→ Goal
Convert the records, from the first line up to and including the line with "v2-task3-title: 3. Реши", into a Markdown table with the columns Row and Line. Row holds a running number and Line holds the text of the line; leave out blank lines.

— START —

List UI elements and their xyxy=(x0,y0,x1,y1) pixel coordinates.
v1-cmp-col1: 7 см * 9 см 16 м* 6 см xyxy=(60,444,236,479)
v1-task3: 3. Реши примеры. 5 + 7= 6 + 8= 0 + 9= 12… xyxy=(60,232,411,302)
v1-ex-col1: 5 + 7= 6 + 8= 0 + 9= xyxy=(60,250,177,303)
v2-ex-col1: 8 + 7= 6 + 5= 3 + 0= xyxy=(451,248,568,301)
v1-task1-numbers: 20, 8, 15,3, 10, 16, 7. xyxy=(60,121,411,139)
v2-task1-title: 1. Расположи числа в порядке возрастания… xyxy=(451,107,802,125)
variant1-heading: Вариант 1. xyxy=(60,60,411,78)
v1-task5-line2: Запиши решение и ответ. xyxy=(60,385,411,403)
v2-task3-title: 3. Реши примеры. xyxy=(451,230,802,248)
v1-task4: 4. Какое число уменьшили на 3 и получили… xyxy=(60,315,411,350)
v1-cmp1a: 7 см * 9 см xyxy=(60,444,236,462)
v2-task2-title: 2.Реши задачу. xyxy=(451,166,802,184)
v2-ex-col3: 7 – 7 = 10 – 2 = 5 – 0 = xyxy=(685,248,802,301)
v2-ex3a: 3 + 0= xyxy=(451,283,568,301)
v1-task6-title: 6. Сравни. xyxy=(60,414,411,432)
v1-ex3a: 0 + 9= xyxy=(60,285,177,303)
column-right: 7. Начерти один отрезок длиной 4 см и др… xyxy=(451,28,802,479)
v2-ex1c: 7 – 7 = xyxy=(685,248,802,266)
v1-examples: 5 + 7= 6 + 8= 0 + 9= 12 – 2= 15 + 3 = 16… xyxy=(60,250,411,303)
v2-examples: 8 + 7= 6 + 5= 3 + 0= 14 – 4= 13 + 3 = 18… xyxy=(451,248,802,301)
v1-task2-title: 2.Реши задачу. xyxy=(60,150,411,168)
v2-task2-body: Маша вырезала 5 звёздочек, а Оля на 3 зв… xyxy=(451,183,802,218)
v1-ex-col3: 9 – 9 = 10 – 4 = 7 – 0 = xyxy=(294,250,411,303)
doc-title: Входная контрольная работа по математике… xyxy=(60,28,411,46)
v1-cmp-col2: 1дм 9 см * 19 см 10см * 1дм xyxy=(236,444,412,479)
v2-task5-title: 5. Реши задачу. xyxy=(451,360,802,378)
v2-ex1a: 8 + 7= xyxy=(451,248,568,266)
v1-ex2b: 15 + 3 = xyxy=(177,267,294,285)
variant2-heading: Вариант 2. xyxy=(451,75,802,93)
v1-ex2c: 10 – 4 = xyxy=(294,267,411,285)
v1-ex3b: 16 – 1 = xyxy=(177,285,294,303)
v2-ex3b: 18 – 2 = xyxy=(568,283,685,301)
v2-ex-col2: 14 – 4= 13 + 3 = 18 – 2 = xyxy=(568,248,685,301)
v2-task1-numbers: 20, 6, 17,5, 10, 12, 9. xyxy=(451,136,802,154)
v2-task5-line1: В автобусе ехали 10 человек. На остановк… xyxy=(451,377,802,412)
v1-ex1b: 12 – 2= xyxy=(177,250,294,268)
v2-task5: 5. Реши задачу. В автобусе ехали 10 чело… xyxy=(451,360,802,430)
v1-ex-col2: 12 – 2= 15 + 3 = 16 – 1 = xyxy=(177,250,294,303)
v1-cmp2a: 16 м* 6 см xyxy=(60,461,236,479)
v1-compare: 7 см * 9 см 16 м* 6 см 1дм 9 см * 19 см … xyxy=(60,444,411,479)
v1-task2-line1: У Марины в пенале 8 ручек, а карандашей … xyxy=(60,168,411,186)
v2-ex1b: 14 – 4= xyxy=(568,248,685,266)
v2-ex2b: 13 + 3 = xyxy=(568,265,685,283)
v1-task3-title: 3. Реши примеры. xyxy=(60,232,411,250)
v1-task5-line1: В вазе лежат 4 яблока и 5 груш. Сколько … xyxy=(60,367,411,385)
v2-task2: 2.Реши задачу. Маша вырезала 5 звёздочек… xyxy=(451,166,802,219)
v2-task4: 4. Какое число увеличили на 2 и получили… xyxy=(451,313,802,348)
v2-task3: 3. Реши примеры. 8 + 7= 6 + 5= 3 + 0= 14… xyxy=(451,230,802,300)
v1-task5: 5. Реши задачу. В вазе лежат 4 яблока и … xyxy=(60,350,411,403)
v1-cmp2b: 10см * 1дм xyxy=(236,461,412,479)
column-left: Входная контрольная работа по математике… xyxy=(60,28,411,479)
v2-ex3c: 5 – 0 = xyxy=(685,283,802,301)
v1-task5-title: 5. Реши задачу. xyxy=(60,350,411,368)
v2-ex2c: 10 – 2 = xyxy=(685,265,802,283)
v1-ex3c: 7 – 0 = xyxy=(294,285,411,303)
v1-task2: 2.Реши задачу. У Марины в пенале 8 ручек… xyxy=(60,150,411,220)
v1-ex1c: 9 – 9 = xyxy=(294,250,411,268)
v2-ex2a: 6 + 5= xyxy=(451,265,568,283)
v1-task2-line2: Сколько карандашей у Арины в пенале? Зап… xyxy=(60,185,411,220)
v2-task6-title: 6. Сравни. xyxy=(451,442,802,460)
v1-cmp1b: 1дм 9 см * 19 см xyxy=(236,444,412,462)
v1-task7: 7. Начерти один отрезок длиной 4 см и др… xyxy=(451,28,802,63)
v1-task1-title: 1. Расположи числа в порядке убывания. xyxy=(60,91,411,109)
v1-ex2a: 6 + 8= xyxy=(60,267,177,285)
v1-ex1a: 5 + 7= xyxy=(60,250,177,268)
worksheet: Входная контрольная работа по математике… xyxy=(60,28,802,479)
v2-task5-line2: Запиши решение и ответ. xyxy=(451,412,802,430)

— END —

→ Final answer
| Row | Line |
|---|---|
| 1 | List UI elements and their xyxy=(x0,y0,x1,y1) pixel coordinates. |
| 2 | v1-cmp-col1: 7 см * 9 см 16 м* 6 см xyxy=(60,444,236,479) |
| 3 | v1-task3: 3. Реши примеры. 5 + 7= 6 + 8= 0 + 9= 12… xyxy=(60,232,411,302) |
| 4 | v1-ex-col1: 5 + 7= 6 + 8= 0 + 9= xyxy=(60,250,177,303) |
| 5 | v2-ex-col1: 8 + 7= 6 + 5= 3 + 0= xyxy=(451,248,568,301) |
| 6 | v1-task1-numbers: 20, 8, 15,3, 10, 16, 7. xyxy=(60,121,411,139) |
| 7 | v2-task1-title: 1. Расположи числа в порядке возрастания… xyxy=(451,107,802,125) |
| 8 | variant1-heading: Вариант 1. xyxy=(60,60,411,78) |
| 9 | v1-task5-line2: Запиши решение и ответ. xyxy=(60,385,411,403) |
| 10 | v2-task3-title: 3. Реши примеры. xyxy=(451,230,802,248) |